Pick out each line of the records that includes the string "JSON", and copy it.

___ Supplied data

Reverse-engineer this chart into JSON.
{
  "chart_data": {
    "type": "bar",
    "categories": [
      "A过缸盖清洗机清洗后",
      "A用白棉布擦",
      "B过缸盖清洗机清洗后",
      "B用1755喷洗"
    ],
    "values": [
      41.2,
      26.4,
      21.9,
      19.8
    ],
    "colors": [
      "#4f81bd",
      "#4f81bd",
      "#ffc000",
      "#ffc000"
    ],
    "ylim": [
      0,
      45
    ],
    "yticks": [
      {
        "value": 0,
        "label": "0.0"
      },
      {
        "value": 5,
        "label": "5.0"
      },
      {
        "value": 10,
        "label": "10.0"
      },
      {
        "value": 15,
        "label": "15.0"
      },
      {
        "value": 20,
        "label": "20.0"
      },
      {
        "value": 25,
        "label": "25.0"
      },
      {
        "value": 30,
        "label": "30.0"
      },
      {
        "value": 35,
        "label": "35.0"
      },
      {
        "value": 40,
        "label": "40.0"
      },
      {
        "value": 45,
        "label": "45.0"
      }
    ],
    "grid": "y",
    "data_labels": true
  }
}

______
___ Supplied data

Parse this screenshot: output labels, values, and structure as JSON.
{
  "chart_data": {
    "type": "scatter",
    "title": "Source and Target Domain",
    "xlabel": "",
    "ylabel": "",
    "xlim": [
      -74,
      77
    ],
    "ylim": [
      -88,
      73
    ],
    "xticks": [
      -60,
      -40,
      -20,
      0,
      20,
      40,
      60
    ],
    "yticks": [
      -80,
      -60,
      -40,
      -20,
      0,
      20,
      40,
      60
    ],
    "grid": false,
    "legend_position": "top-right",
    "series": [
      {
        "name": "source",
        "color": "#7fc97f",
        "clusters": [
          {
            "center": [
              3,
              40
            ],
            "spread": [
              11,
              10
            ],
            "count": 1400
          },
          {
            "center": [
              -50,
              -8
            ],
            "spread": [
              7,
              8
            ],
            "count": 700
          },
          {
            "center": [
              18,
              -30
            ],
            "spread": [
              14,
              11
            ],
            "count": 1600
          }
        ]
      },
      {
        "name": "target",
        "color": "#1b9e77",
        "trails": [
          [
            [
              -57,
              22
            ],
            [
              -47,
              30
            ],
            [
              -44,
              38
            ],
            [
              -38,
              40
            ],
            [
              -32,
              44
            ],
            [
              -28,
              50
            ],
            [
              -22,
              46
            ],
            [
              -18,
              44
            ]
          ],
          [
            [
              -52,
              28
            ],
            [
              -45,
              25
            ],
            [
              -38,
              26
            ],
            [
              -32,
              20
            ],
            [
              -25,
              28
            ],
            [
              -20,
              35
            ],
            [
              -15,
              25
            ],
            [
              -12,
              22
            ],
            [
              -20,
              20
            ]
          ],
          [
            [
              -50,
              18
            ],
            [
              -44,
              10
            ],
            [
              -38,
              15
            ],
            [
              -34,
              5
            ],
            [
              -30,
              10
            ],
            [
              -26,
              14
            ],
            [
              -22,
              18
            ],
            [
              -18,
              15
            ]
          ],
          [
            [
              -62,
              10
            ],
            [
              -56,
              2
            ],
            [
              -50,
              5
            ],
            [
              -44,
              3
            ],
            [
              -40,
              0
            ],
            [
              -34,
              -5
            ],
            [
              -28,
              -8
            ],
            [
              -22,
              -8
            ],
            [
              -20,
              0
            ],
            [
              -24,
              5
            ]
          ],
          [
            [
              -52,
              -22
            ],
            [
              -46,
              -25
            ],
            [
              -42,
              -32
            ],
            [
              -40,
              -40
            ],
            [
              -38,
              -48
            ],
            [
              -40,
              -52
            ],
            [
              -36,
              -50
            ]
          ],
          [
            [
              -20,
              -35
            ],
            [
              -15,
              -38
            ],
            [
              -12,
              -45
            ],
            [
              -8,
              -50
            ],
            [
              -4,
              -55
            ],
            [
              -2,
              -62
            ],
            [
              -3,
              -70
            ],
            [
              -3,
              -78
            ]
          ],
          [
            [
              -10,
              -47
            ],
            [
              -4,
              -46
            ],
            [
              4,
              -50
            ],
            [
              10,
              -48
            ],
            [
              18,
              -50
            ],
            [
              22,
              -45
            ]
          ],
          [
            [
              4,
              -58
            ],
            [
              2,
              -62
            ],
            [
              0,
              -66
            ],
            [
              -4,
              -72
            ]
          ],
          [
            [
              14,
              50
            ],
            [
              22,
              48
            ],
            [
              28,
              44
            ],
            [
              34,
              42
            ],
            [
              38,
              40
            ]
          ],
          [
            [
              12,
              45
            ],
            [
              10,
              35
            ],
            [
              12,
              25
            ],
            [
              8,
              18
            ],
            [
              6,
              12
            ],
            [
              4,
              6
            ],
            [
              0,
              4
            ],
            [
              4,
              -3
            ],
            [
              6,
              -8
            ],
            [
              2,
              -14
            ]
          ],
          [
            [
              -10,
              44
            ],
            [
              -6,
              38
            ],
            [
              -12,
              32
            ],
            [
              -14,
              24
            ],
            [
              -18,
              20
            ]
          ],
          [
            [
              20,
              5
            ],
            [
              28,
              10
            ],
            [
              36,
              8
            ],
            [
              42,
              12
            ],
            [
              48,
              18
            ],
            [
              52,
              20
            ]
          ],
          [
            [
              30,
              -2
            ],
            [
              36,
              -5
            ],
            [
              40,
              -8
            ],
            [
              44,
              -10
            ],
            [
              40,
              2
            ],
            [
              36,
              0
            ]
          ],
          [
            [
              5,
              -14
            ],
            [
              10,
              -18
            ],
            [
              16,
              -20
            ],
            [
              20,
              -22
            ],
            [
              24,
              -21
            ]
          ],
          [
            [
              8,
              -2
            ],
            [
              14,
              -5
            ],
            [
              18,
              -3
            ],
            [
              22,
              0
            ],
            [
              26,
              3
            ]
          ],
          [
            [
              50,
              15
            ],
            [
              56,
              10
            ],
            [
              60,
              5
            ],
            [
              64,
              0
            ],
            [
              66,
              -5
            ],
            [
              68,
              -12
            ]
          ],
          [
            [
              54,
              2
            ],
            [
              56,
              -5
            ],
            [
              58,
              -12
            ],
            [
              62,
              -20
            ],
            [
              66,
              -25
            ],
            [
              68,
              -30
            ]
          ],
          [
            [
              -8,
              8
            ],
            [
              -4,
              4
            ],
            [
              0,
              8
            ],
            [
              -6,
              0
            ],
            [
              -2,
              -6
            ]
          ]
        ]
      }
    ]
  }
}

______

Answer to this exercise >>
Reverse-engineer this chart into JSON.
Parse this screenshot: output labels, values, and structure as JSON.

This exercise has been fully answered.